# [Text]
=-=-=
Lack of progress means the industry is losing female talent

Lack of progress means the industry is losing female talent

But there is progression and we must now ensure this momentum is not lost.

This year, I’ve been leading a group of incredible women who are part of the Bloom network. And my greatest privilege has been to hear their stories. What they fear, what challenges they face and what things they think need to be changed so that they can progress in this industry. These voices are so important for making tangible those debates where progress is slow. And as a result of that lack of progress, every year we lose another cohort of female talent.

So what are the positives we’ve seen in 2018? We have progressed from just calling out cases where clear sexism has happened to interrogating the deeper working practices that cause us to lose women and trying to understand how entrenched attitudes can prevent them from reaching leadership positions. The evolution in this conversation means we’ve now taken that first simple step of recognising the daily challenges that slowly force women out over time.

This has been driven by wider changes in our political and societal landscape, with wake-up calls such as #MeToo and enforced gender pay gap reporting prompting our own industry to become more honest about underlying challenges. The work done by TimeTo this year highlighted the issues that continue to exist behind the scenes. Meanwhile, Bloom’s annual conference in November revealed stories about the incredible impact that passive behaviours can have on career progression – the exclusions and biases that shut out women’s voices and mean they are not taken seriously. This is so important, because these behaviours can be easily brushed off as individual experiences. When collected together and reinforced by multiple voices, they become irrefutable.
=-=-=
(Stored items)

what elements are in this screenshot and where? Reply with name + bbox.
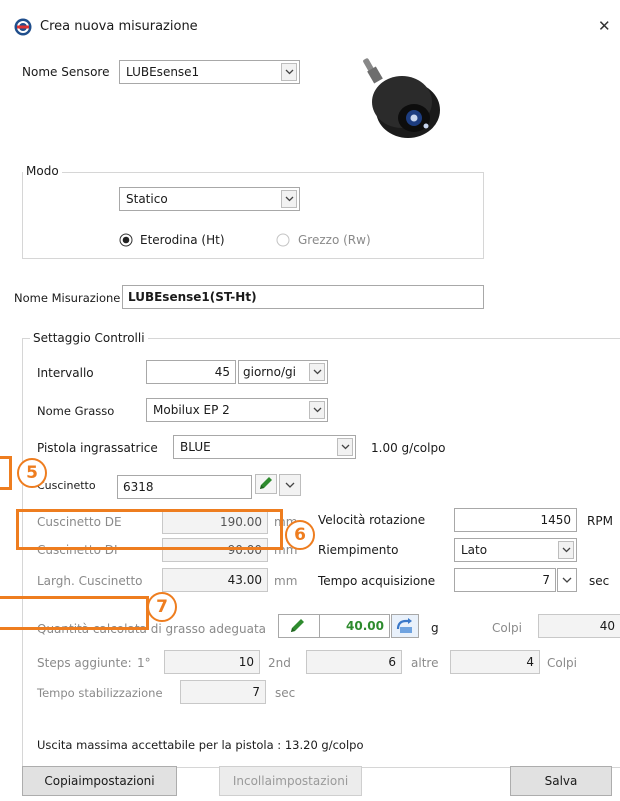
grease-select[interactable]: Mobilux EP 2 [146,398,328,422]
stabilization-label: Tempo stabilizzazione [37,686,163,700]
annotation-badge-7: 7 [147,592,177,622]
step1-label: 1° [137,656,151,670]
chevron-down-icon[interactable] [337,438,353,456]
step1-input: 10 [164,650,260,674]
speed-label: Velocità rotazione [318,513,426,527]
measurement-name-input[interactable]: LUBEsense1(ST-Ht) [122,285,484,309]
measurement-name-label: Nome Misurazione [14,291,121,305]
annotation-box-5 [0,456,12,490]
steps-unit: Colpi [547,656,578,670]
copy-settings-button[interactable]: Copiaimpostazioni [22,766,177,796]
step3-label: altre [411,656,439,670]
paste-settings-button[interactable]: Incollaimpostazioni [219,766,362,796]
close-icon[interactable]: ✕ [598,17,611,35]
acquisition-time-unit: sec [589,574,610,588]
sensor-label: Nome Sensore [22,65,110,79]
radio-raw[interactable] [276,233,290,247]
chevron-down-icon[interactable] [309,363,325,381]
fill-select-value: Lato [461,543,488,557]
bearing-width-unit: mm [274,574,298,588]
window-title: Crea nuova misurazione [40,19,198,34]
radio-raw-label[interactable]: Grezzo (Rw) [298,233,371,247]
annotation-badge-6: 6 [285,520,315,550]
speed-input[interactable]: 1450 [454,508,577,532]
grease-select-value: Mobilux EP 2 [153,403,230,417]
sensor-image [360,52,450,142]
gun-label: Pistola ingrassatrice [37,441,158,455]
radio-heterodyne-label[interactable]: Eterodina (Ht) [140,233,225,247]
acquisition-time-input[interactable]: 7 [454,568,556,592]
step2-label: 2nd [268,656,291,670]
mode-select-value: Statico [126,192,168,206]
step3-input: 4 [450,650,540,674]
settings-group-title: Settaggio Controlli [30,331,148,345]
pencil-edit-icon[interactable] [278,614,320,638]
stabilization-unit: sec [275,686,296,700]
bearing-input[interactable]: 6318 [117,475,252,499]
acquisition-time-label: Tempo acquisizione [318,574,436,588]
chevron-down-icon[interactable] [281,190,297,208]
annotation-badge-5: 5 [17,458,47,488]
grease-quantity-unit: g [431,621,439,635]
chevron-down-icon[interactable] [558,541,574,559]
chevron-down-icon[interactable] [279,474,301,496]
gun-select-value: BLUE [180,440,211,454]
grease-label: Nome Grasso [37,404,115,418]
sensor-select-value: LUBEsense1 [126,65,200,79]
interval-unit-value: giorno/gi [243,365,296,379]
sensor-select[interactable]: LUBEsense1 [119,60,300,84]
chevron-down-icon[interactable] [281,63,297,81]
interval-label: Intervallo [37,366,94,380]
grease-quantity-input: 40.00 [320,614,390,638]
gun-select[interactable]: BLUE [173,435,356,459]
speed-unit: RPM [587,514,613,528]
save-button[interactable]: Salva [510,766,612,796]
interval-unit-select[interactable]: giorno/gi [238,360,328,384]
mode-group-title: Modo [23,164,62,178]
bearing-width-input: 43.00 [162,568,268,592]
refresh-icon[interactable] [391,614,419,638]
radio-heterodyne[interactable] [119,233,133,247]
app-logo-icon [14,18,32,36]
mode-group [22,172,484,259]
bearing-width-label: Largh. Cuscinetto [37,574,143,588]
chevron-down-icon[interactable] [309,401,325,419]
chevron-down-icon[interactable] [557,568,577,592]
=-=-=
# [Stated problem]
Please write the next part of the article above on the industry losing female talent, picking up after its final sentence.

# [Answer below]
Changing the ratio

While this acceptance of the issues at hand is a big step forward, recent statistics show that we clearly haven’t reached a solution yet. In the past decade, the percentage of women in senior positions has increased, but this has slowed in recent years and the IPA’s target of 40% by 2020 is looking unlikely to be achieved. Wacl’s 2018 research backs this up, stating that within advertising and marketing there is a 13% leadership gap. Meanwhile, the proportion of female creative directors is well below one in five. This lack of realistic representation creates a self-perpetuating cycle where women are not seen as leaders and are not present at the top to shape the industry for the next generation. And for the thirty-somethings looking to the future, this lack of realistic role models starts to sow tiny, dangerous seeds of doubt. Where have all the women gone? Can I really do this?

So how do we push forward in 2019? I believe we can only create a step change by dragging ourselves into the real world. For decades, we have seen ourselves as a "special industry" – one separate and above others, where we can only get to brilliant work by gruelling hours and sacrificing our people. And, trust me, I’ve been part of that, relishing in the glory of long hours to prove you are the most committed. But we need to stop. If we continue to exist in this bubble, maintaining attitudes that don’t align with where the competitor environment is going, we will lose our brilliant talent to other sectors. We need to be honest that we no longer have the luxury of being the only place where forward-thinking, data-savvy creative types can work. Unless we commit to thinking that excellence is possible while working more progressively, it won’t be only women we lose from the industry.

Embracing flexible working

There are two key challenges that need to be addressed to make this change. First, the industry needs to fully embrace flexible working. We need to get the same things done, but in a different way; changing the processes that we’ve stuck to for years and making use of new technology. And we must take the flexible working conversation outside of just the context of kids for anyone who might want or need it. Only in this way we can make the collective attitude shift that will stop seeing success as equalling long hours. This will enable women and men to have a more realistic work/life balance so that they can stay in the industry. And it will also ensure that the best younger talent who seek portfolio careers aren’t poached by other sectors.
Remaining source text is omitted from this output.